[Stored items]
........

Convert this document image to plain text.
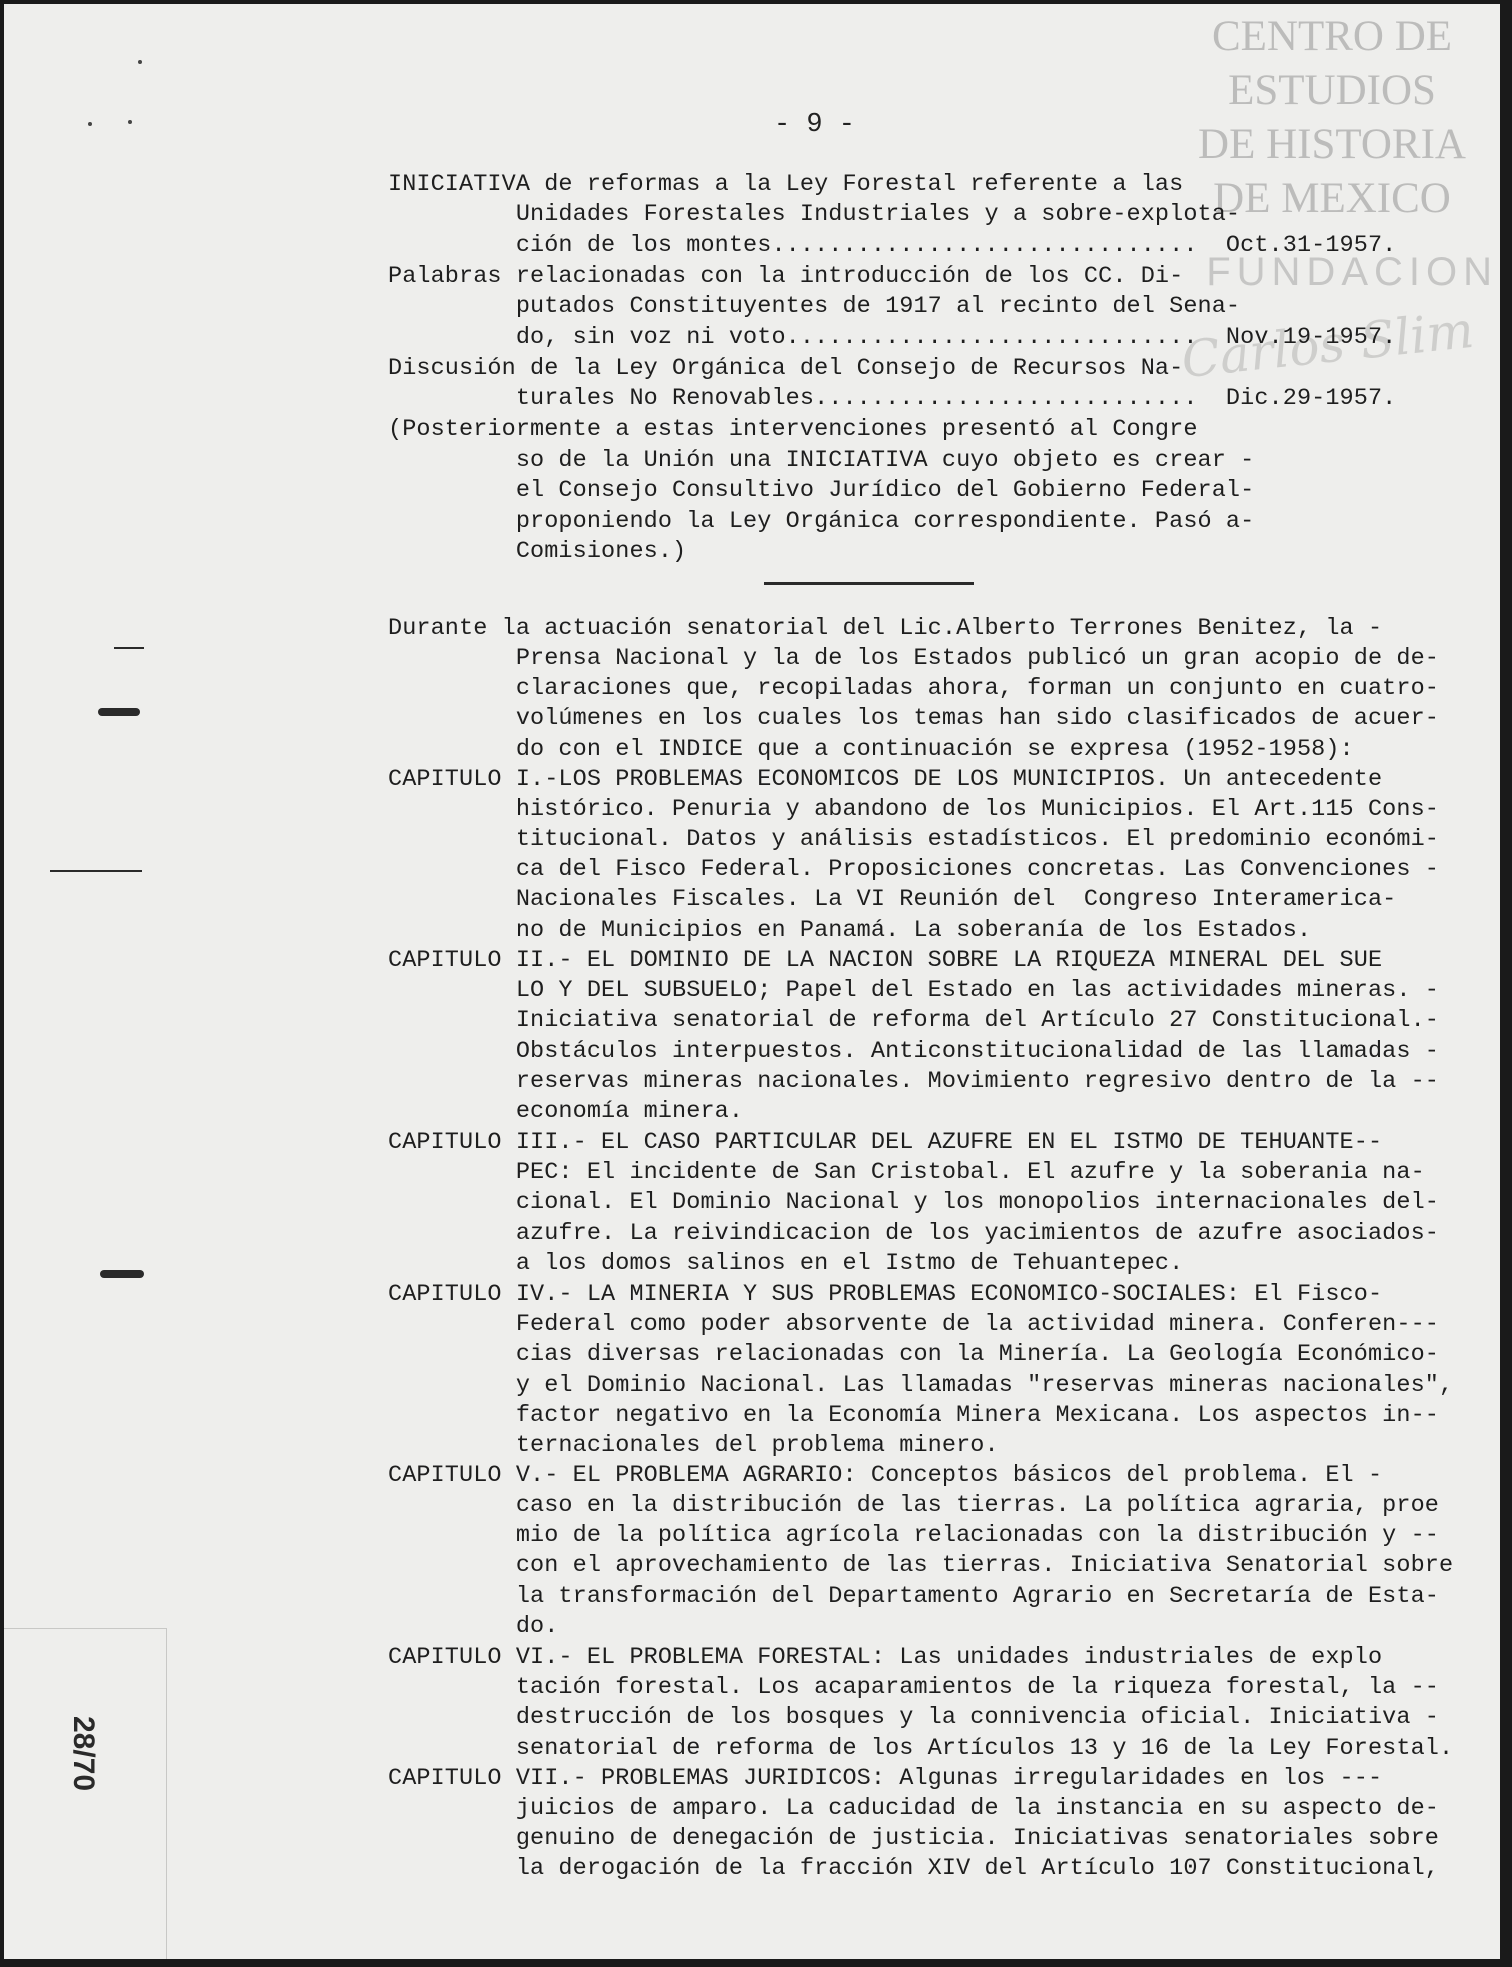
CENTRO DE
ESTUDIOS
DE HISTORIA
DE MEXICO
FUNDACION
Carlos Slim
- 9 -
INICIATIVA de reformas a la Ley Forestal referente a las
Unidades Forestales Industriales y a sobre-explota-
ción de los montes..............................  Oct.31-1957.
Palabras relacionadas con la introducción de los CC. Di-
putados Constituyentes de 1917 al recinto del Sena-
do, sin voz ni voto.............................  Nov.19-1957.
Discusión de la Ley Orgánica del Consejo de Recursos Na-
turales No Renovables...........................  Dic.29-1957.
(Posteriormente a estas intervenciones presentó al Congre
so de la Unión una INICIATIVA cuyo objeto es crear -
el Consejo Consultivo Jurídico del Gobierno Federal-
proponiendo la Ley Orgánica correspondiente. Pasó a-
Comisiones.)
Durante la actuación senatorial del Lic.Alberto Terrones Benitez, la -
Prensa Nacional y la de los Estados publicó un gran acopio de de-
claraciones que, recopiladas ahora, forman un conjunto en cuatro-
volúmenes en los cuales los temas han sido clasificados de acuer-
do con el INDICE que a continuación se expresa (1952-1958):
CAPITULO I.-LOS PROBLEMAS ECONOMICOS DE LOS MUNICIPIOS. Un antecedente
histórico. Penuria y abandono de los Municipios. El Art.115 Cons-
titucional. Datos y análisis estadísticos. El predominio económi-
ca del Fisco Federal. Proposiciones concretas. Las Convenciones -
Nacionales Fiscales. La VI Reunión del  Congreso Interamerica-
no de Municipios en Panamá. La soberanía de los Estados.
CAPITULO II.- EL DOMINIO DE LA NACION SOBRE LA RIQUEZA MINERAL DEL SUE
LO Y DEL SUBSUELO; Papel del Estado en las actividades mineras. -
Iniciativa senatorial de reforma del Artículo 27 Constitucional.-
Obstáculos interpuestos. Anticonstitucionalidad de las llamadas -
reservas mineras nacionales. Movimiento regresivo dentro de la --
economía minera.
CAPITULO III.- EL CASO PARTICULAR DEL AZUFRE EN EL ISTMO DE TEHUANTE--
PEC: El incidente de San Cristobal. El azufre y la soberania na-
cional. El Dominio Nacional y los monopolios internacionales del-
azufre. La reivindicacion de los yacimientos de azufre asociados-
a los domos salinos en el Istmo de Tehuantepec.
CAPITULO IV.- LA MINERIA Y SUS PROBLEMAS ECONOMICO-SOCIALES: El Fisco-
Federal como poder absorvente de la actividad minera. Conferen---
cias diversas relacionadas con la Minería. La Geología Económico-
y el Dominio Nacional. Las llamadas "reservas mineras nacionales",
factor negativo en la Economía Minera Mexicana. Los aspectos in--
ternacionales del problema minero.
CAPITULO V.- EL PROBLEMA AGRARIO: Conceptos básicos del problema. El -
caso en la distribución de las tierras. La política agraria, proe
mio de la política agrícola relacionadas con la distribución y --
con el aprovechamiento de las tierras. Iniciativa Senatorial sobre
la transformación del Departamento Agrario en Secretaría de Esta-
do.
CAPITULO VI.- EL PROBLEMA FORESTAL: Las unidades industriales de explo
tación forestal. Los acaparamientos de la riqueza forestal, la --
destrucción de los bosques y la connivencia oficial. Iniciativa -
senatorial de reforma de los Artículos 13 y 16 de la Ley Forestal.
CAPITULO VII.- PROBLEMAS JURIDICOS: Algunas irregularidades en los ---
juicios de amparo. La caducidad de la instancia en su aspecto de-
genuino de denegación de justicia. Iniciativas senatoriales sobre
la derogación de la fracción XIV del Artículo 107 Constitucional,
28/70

........

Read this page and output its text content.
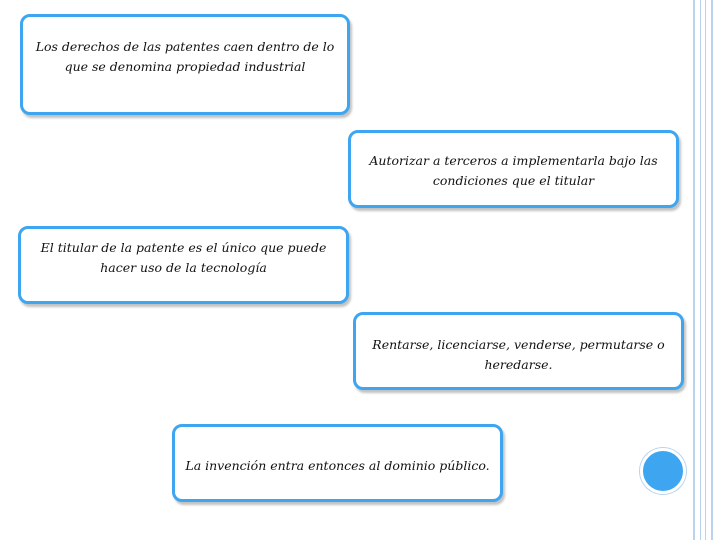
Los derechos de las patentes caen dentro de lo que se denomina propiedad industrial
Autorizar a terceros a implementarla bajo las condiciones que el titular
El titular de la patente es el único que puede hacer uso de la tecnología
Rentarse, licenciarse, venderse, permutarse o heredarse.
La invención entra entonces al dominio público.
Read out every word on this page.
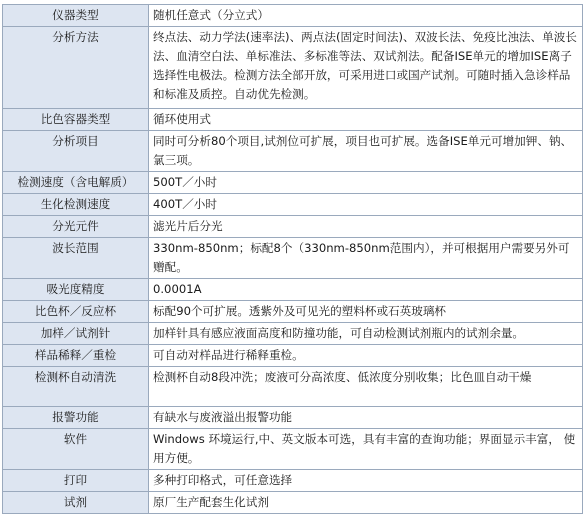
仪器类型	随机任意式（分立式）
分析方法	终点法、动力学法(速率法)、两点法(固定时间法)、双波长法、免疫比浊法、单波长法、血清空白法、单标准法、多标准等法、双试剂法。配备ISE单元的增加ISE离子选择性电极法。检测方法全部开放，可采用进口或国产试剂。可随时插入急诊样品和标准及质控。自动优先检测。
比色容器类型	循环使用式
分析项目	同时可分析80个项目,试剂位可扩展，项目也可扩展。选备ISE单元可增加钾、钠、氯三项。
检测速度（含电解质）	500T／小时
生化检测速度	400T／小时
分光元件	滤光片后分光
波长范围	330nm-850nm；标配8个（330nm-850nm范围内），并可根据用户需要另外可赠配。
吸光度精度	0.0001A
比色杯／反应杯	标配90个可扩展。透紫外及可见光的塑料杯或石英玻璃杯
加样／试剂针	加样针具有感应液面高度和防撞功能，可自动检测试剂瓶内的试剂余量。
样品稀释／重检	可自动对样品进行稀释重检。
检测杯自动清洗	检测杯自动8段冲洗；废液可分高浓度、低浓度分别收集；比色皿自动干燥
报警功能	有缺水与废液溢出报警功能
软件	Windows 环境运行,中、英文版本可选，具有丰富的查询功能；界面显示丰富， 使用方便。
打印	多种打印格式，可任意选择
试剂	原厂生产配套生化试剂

........

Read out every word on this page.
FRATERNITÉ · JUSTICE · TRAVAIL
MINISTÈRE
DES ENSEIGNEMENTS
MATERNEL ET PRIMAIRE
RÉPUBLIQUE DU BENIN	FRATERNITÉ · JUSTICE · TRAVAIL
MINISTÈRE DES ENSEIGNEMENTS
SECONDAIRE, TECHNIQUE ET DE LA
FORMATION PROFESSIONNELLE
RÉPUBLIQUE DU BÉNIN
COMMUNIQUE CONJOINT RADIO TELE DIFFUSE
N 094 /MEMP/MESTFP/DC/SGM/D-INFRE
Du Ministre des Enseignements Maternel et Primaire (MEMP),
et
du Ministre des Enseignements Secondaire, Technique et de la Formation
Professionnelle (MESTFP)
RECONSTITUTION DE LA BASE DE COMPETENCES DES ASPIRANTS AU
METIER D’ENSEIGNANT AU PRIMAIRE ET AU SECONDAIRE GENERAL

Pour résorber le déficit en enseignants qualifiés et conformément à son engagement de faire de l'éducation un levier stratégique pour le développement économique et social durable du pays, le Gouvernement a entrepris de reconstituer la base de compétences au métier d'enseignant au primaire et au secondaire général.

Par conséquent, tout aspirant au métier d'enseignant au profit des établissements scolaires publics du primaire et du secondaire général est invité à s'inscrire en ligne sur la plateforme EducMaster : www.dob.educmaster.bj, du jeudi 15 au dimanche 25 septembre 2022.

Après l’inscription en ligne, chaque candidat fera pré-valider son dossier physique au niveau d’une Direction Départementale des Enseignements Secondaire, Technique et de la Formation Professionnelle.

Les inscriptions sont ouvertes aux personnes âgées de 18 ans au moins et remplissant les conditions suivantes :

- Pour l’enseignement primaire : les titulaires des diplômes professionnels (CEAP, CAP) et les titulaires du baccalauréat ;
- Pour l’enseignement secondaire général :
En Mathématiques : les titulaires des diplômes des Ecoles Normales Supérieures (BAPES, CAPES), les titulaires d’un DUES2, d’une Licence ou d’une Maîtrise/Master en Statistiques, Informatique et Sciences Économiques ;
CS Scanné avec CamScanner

........

[Short task] Find every line containing the word "MESTFP", then give the total and nothing more.

[Output of the exercise] 2